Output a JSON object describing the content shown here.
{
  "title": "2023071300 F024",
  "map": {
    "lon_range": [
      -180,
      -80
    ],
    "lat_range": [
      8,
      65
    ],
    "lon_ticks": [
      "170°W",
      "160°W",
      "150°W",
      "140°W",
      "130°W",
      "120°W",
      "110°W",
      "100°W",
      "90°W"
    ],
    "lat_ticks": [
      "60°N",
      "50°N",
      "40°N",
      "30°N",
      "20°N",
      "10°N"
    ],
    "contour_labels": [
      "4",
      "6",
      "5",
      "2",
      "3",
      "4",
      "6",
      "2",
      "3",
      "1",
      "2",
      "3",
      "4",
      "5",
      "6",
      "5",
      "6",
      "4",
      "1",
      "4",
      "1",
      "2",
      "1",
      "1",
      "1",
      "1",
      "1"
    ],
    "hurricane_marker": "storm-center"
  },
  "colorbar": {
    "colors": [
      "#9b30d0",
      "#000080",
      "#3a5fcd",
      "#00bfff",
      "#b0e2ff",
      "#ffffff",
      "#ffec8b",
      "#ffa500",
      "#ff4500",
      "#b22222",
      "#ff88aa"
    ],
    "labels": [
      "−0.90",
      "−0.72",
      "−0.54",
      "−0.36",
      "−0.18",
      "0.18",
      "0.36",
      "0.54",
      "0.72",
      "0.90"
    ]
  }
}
+ + +
▶ _Set exercise_: Reproduce the material above, every line of it, exactly.

▶ _Final answer_:
Output a JSON object describing the content shown here.
{
  "title": "2023071300 F024",
  "map": {
    "lon_range": [
      -180,
      -80
    ],
    "lat_range": [
      8,
      65
    ],
    "lon_ticks": [
      "170°W",
      "160°W",
      "150°W",
      "140°W",
      "130°W",
      "120°W",
      "110°W",
      "100°W",
      "90°W"
    ],
    "lat_ticks": [
      "60°N",
      "50°N",
      "40°N",
      "30°N",
      "20°N",
      "10°N"
    ],
    "contour_labels": [
      "4",
      "6",
      "5",
      "2",
      "3",
      "4",
      "6",
      "2",
      "3",
      "1",
      "2",
      "3",
      "4",
      "5",
      "6",
      "5",
      "6",
      "4",
      "1",
      "4",
      "1",
      "2",
      "1",
      "1",
      "1",
      "1",
      "1"
    ],
    "hurricane_marker": "storm-center"
  },
  "colorbar": {
    "colors": [
      "#9b30d0",
      "#000080",
      "#3a5fcd",
      "#00bfff",
      "#b0e2ff",
      "#ffffff",
      "#ffec8b",
      "#ffa500",
      "#ff4500",
      "#b22222",
      "#ff88aa"
    ],
    "labels": [
      "−0.90",
      "−0.72",
      "−0.54",
      "−0.36",
      "−0.18",
      "0.18",
      "0.36",
      "0.54",
      "0.72",
      "0.90"
    ]
  }
}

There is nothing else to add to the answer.